Below are some records; retype all of them exactly.

>> Start Data listing

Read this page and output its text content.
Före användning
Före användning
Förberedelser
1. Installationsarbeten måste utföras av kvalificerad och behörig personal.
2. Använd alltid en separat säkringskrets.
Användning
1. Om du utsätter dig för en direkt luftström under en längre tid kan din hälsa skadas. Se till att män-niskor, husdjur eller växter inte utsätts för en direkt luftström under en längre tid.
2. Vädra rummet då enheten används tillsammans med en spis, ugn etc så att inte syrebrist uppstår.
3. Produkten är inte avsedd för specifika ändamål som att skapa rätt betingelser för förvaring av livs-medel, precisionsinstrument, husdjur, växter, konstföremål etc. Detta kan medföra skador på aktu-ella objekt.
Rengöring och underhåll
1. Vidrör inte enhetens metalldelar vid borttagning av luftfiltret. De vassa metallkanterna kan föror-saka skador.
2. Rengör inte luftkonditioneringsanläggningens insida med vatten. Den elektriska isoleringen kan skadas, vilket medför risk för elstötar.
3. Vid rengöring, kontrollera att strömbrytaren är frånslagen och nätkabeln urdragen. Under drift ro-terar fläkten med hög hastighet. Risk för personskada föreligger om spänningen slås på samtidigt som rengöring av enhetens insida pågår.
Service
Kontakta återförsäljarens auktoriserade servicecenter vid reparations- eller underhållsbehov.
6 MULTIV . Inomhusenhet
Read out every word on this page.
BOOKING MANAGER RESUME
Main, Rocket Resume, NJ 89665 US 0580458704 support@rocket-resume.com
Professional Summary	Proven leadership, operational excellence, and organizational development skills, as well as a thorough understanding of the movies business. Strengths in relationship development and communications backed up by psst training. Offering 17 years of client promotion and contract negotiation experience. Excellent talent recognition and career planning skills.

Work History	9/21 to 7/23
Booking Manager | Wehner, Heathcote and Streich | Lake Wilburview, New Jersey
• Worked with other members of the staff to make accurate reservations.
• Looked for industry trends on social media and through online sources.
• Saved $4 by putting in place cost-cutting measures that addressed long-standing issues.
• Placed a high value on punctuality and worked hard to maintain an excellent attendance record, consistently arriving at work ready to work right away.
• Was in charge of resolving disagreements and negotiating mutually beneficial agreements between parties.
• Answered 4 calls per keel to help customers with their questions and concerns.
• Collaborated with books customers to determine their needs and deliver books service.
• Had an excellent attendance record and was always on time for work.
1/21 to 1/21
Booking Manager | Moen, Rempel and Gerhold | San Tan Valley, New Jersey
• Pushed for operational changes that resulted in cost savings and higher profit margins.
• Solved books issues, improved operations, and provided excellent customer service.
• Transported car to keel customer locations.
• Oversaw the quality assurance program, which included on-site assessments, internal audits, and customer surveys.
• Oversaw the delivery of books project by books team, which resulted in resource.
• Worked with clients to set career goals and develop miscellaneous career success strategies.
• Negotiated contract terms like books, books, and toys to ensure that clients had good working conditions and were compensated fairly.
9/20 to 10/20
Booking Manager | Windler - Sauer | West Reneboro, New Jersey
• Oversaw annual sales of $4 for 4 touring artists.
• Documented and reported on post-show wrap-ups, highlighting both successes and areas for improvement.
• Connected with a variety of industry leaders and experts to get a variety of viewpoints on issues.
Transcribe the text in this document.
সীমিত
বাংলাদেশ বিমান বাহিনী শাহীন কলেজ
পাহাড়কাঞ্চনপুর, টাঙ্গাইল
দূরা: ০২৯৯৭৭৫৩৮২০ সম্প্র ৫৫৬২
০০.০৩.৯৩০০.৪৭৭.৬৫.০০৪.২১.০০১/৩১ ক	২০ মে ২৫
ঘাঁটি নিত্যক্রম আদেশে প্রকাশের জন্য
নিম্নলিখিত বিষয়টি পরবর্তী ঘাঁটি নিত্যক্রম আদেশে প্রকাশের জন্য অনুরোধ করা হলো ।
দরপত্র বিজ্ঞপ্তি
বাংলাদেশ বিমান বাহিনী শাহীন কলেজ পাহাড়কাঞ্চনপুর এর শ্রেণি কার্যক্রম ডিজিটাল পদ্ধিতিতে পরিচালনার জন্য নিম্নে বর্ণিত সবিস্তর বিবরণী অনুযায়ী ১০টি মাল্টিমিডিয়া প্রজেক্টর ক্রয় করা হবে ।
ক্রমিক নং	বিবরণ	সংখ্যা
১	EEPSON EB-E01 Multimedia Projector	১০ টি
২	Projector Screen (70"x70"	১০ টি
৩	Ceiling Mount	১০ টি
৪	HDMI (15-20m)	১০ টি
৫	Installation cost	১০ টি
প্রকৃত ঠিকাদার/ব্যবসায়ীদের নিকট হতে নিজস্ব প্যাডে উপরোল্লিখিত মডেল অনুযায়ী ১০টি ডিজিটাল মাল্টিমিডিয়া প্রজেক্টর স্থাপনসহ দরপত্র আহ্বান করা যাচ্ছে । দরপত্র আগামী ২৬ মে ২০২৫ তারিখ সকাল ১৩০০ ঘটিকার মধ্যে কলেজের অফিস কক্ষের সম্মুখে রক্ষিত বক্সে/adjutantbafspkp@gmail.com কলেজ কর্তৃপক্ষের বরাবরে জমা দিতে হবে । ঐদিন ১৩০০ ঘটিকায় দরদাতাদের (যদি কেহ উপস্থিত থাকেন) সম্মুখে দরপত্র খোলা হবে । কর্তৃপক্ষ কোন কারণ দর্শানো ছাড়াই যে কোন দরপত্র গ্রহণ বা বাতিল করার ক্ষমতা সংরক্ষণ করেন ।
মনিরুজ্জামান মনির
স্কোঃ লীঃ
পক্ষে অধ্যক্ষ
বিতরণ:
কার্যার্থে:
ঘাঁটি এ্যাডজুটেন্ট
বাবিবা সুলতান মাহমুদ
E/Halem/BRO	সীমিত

>> End Data listing

Completed exercise:
Read this page and output its text content.
Före användning
Före användning
Förberedelser
1. Installationsarbeten måste utföras av kvalificerad och behörig personal.
2. Använd alltid en separat säkringskrets.
Användning
1. Om du utsätter dig för en direkt luftström under en längre tid kan din hälsa skadas. Se till att män-niskor, husdjur eller växter inte utsätts för en direkt luftström under en längre tid.
2. Vädra rummet då enheten används tillsammans med en spis, ugn etc så att inte syrebrist uppstår.
3. Produkten är inte avsedd för specifika ändamål som att skapa rätt betingelser för förvaring av livs-medel, precisionsinstrument, husdjur, växter, konstföremål etc. Detta kan medföra skador på aktu-ella objekt.
Rengöring och underhåll
1. Vidrör inte enhetens metalldelar vid borttagning av luftfiltret. De vassa metallkanterna kan föror-saka skador.
2. Rengör inte luftkonditioneringsanläggningens insida med vatten. Den elektriska isoleringen kan skadas, vilket medför risk för elstötar.
3. Vid rengöring, kontrollera att strömbrytaren är frånslagen och nätkabeln urdragen. Under drift ro-terar fläkten med hög hastighet. Risk för personskada föreligger om spänningen slås på samtidigt som rengöring av enhetens insida pågår.
Service
Kontakta återförsäljarens auktoriserade servicecenter vid reparations- eller underhållsbehov.
6 MULTIV . Inomhusenhet
Read out every word on this page.
BOOKING MANAGER RESUME
Main, Rocket Resume, NJ 89665 US 0580458704 support@rocket-resume.com
Professional Summary	Proven leadership, operational excellence, and organizational development skills, as well as a thorough understanding of the movies business. Strengths in relationship development and communications backed up by psst training. Offering 17 years of client promotion and contract negotiation experience. Excellent talent recognition and career planning skills.

Work History	9/21 to 7/23
Booking Manager | Wehner, Heathcote and Streich | Lake Wilburview, New Jersey
• Worked with other members of the staff to make accurate reservations.
• Looked for industry trends on social media and through online sources.
• Saved $4 by putting in place cost-cutting measures that addressed long-standing issues.
• Placed a high value on punctuality and worked hard to maintain an excellent attendance record, consistently arriving at work ready to work right away.
• Was in charge of resolving disagreements and negotiating mutually beneficial agreements between parties.
• Answered 4 calls per keel to help customers with their questions and concerns.
• Collaborated with books customers to determine their needs and deliver books service.
• Had an excellent attendance record and was always on time for work.
1/21 to 1/21
Booking Manager | Moen, Rempel and Gerhold | San Tan Valley, New Jersey
• Pushed for operational changes that resulted in cost savings and higher profit margins.
• Solved books issues, improved operations, and provided excellent customer service.
• Transported car to keel customer locations.
• Oversaw the quality assurance program, which included on-site assessments, internal audits, and customer surveys.
• Oversaw the delivery of books project by books team, which resulted in resource.
• Worked with clients to set career goals and develop miscellaneous career success strategies.
• Negotiated contract terms like books, books, and toys to ensure that clients had good working conditions and were compensated fairly.
9/20 to 10/20
Booking Manager | Windler - Sauer | West Reneboro, New Jersey
• Oversaw annual sales of $4 for 4 touring artists.
• Documented and reported on post-show wrap-ups, highlighting both successes and areas for improvement.
• Connected with a variety of industry leaders and experts to get a variety of viewpoints on issues.
Transcribe the text in this document.
সীমিত
বাংলাদেশ বিমান বাহিনী শাহীন কলেজ
পাহাড়কাঞ্চনপুর, টাঙ্গাইল
দূরা: ০২৯৯৭৭৫৩৮২০ সম্প্র ৫৫৬২
০০.০৩.৯৩০০.৪৭৭.৬৫.০০৪.২১.০০১/৩১ ক	২০ মে ২৫
ঘাঁটি নিত্যক্রম আদেশে প্রকাশের জন্য
নিম্নলিখিত বিষয়টি পরবর্তী ঘাঁটি নিত্যক্রম আদেশে প্রকাশের জন্য অনুরোধ করা হলো ।
দরপত্র বিজ্ঞপ্তি
বাংলাদেশ বিমান বাহিনী শাহীন কলেজ পাহাড়কাঞ্চনপুর এর শ্রেণি কার্যক্রম ডিজিটাল পদ্ধিতিতে পরিচালনার জন্য নিম্নে বর্ণিত সবিস্তর বিবরণী অনুযায়ী ১০টি মাল্টিমিডিয়া প্রজেক্টর ক্রয় করা হবে ।
ক্রমিক নং	বিবরণ	সংখ্যা
১	EEPSON EB-E01 Multimedia Projector	১০ টি
২	Projector Screen (70"x70"	১০ টি
৩	Ceiling Mount	১০ টি
৪	HDMI (15-20m)	১০ টি
৫	Installation cost	১০ টি
প্রকৃত ঠিকাদার/ব্যবসায়ীদের নিকট হতে নিজস্ব প্যাডে উপরোল্লিখিত মডেল অনুযায়ী ১০টি ডিজিটাল মাল্টিমিডিয়া প্রজেক্টর স্থাপনসহ দরপত্র আহ্বান করা যাচ্ছে । দরপত্র আগামী ২৬ মে ২০২৫ তারিখ সকাল ১৩০০ ঘটিকার মধ্যে কলেজের অফিস কক্ষের সম্মুখে রক্ষিত বক্সে/adjutantbafspkp@gmail.com কলেজ কর্তৃপক্ষের বরাবরে জমা দিতে হবে । ঐদিন ১৩০০ ঘটিকায় দরদাতাদের (যদি কেহ উপস্থিত থাকেন) সম্মুখে দরপত্র খোলা হবে । কর্তৃপক্ষ কোন কারণ দর্শানো ছাড়াই যে কোন দরপত্র গ্রহণ বা বাতিল করার ক্ষমতা সংরক্ষণ করেন ।
মনিরুজ্জামান মনির
স্কোঃ লীঃ
পক্ষে অধ্যক্ষ
বিতরণ:
কার্যার্থে:
ঘাঁটি এ্যাডজুটেন্ট
বাবিবা সুলতান মাহমুদ
E/Halem/BRO	সীমিত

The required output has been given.